──────── Record set ────────

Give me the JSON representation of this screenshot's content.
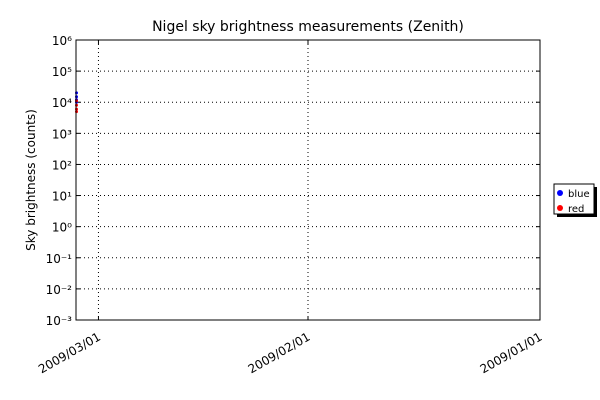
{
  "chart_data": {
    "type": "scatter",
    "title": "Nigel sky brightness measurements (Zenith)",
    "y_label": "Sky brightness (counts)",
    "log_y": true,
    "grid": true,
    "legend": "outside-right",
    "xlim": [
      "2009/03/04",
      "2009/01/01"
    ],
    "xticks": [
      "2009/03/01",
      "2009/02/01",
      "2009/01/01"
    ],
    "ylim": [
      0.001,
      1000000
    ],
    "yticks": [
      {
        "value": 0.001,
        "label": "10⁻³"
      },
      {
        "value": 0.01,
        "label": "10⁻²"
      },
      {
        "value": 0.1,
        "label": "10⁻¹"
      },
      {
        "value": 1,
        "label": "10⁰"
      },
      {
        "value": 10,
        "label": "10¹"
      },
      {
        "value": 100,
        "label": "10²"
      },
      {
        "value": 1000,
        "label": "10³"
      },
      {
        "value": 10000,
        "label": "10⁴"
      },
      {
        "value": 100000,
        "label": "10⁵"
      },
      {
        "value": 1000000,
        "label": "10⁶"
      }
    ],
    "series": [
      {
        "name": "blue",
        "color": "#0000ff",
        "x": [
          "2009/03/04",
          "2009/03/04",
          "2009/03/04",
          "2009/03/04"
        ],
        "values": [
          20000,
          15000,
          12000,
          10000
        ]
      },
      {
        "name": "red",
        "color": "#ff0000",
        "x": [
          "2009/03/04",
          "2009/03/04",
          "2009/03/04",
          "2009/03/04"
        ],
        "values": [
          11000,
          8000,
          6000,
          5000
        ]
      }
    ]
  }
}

────────
──────── Record set ────────

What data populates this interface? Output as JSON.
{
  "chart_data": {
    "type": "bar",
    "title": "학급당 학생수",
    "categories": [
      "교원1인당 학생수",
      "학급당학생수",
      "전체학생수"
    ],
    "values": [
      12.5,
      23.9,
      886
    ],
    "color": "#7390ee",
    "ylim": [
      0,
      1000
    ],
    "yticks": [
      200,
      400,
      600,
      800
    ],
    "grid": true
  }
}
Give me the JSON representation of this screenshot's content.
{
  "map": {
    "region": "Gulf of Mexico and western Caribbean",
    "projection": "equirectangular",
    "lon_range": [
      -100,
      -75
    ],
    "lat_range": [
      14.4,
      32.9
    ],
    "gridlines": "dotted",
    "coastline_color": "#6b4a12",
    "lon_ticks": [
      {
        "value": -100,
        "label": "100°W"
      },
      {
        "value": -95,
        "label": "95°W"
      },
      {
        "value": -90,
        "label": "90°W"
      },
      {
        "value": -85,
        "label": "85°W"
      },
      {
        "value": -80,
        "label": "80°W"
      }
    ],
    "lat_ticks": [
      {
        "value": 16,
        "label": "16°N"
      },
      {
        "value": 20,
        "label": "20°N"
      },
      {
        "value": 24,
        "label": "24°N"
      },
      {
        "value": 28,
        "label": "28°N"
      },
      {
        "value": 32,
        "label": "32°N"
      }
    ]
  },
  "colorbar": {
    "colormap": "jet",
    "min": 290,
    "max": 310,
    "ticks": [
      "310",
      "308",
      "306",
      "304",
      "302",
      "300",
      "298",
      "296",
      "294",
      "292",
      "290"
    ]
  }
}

────────

*To do*:
Say how many lines contain the string "brightness", giving nothing but the count.

*Exercise answer*:
2